### INSTRUCTIONS TO FOLLOW
Spot each line in the records below where the word "BASARILI" occurs, then copy it.

[start]

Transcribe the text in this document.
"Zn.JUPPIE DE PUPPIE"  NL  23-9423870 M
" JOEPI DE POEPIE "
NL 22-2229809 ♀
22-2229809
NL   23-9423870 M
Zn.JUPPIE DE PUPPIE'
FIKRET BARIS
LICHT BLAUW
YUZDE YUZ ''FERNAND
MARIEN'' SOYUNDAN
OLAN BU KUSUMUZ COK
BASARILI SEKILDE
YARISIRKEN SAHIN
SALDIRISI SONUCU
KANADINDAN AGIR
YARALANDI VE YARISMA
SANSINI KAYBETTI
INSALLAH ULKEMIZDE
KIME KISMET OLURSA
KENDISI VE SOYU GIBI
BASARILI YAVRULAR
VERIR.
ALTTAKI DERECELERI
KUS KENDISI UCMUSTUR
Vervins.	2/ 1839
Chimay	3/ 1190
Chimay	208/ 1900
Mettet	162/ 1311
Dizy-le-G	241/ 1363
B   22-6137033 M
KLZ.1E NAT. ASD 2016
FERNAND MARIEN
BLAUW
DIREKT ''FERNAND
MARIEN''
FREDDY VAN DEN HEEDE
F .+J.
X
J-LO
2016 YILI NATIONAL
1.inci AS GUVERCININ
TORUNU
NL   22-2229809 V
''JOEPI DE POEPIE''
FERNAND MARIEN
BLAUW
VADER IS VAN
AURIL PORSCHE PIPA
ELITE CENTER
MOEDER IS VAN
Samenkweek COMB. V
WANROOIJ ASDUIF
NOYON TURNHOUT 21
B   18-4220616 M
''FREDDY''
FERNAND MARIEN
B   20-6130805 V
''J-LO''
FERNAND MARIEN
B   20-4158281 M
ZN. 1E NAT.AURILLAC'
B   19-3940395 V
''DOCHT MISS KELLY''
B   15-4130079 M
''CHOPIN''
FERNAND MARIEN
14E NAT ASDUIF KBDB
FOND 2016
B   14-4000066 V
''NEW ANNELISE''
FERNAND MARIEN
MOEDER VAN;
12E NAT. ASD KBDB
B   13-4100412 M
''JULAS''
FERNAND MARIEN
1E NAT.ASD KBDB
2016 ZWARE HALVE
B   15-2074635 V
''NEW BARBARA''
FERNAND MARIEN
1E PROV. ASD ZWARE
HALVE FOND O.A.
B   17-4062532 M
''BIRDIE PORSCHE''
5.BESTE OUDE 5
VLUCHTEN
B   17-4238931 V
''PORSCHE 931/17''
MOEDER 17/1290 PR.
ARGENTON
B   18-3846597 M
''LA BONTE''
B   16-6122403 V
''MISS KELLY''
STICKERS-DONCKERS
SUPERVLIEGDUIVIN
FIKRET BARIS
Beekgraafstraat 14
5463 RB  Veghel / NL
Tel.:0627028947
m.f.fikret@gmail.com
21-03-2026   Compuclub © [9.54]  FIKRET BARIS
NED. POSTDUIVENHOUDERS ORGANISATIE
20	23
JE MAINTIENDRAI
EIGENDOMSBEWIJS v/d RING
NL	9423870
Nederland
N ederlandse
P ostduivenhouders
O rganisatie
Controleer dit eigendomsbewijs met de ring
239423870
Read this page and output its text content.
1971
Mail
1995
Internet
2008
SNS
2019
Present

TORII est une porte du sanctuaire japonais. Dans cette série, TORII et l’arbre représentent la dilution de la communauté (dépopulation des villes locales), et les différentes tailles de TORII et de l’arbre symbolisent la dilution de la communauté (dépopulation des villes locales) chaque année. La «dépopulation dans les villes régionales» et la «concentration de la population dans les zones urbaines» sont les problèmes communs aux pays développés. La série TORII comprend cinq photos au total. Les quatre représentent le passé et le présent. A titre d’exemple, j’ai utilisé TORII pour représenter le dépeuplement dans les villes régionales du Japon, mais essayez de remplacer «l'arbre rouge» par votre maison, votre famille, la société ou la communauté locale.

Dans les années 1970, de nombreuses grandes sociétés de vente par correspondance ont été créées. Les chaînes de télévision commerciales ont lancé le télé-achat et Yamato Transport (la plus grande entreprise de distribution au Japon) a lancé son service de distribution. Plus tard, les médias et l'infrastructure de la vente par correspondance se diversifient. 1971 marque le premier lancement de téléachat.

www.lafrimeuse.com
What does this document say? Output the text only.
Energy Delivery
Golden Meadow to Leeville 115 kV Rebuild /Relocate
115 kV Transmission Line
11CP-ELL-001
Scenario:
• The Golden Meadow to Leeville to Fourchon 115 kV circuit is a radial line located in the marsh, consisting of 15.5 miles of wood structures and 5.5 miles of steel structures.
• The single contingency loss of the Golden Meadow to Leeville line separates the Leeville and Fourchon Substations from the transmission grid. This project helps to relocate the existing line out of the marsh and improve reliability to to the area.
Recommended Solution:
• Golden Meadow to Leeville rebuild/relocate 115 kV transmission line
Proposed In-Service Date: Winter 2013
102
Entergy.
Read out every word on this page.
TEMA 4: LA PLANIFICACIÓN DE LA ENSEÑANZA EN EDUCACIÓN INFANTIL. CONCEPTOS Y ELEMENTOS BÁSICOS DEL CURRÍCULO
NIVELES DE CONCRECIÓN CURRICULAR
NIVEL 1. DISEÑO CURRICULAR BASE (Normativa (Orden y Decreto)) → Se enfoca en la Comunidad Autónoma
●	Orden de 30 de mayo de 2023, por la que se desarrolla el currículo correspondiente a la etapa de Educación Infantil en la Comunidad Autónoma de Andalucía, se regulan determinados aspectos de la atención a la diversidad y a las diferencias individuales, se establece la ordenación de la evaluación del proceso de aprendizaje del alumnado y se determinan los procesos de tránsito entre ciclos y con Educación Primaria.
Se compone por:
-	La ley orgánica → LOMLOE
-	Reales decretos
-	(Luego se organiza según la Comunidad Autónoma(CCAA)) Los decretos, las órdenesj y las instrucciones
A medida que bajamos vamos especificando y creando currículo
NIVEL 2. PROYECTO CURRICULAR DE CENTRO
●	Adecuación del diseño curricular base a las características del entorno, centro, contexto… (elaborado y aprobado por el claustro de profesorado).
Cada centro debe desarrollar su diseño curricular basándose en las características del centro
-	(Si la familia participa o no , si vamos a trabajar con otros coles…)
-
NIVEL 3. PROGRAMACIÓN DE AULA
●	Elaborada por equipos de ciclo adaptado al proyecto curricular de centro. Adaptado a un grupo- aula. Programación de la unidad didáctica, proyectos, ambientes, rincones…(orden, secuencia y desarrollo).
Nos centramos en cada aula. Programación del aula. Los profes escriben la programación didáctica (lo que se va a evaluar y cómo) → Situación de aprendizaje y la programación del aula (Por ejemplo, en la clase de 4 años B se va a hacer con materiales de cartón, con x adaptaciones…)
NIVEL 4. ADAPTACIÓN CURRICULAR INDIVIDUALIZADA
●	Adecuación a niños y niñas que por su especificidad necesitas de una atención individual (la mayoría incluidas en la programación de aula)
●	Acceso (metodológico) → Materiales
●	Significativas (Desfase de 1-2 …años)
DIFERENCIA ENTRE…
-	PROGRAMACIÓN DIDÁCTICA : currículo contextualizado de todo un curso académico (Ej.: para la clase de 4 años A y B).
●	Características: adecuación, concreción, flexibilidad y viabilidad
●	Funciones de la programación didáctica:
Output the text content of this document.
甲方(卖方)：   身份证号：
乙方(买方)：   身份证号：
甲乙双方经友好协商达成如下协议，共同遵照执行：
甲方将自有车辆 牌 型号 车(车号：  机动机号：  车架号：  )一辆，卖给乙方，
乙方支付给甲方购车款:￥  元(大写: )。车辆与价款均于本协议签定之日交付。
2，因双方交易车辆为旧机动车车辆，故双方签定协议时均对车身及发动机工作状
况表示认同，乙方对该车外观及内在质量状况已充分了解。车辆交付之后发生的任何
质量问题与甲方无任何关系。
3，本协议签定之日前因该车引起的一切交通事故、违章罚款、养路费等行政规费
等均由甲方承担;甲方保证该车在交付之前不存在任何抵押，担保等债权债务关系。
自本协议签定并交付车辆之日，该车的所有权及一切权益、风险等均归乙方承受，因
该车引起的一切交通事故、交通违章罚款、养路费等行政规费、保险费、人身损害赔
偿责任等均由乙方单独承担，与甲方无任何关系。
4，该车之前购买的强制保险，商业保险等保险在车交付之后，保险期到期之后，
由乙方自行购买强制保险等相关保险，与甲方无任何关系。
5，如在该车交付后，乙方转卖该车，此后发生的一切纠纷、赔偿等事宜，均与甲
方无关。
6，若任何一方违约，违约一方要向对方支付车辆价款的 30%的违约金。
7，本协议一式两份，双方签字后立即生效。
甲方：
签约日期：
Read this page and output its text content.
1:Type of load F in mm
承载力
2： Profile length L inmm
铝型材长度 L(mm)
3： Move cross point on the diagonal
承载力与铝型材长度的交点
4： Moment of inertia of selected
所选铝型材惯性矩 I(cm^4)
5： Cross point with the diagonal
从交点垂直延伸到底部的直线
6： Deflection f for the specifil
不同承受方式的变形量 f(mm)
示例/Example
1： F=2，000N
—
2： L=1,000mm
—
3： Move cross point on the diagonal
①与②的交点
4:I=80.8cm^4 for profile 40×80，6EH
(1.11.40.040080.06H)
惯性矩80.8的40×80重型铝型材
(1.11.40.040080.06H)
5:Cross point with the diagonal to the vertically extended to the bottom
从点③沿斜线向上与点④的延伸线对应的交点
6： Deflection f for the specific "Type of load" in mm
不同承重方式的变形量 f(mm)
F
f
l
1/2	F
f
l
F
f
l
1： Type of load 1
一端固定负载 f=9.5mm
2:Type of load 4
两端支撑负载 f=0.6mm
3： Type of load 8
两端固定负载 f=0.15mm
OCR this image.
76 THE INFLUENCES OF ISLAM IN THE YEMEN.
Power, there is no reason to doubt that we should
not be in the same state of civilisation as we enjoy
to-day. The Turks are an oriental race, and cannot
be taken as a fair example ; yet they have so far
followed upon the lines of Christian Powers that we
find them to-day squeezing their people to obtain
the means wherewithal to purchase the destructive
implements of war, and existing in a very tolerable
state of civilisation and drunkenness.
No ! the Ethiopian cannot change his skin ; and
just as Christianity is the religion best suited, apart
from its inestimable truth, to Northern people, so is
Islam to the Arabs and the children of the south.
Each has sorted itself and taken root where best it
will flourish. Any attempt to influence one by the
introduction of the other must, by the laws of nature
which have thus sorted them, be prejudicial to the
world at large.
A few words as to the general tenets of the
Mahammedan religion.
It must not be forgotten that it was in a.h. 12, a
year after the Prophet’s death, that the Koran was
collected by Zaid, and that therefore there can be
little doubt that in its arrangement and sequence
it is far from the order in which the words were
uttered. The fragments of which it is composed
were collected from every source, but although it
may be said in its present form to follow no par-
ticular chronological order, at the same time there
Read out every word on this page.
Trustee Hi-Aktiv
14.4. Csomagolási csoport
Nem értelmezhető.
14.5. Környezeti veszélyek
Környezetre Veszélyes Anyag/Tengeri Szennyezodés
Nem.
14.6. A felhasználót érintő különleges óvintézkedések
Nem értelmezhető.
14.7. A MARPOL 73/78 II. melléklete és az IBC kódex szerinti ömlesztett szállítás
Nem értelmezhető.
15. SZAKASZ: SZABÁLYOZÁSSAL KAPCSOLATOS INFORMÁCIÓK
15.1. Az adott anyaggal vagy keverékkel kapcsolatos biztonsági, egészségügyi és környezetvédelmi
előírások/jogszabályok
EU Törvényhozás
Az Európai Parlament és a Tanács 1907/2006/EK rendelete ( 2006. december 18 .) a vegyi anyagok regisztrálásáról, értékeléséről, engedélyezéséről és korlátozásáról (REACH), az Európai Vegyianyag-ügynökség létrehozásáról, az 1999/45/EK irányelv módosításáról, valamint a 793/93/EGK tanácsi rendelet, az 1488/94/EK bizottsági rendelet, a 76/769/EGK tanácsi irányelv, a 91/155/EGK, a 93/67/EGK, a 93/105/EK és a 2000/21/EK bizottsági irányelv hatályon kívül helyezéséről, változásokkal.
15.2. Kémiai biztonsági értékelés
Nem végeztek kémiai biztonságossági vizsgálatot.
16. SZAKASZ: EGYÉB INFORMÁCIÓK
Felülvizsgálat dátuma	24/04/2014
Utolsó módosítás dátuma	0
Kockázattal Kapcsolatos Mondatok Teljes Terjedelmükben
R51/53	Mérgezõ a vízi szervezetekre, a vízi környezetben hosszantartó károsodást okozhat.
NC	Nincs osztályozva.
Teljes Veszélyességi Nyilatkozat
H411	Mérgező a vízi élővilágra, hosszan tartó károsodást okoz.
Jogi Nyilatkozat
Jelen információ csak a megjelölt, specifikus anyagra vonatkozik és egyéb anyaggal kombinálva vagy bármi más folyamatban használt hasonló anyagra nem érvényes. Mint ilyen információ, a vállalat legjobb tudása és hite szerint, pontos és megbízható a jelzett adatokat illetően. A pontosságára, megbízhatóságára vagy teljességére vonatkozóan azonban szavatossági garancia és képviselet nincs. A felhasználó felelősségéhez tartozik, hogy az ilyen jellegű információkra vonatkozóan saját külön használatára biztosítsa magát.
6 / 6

[end]

### EXERCISE RESPONSE
BASARILI SEKILDE
BASARILI YAVRULAR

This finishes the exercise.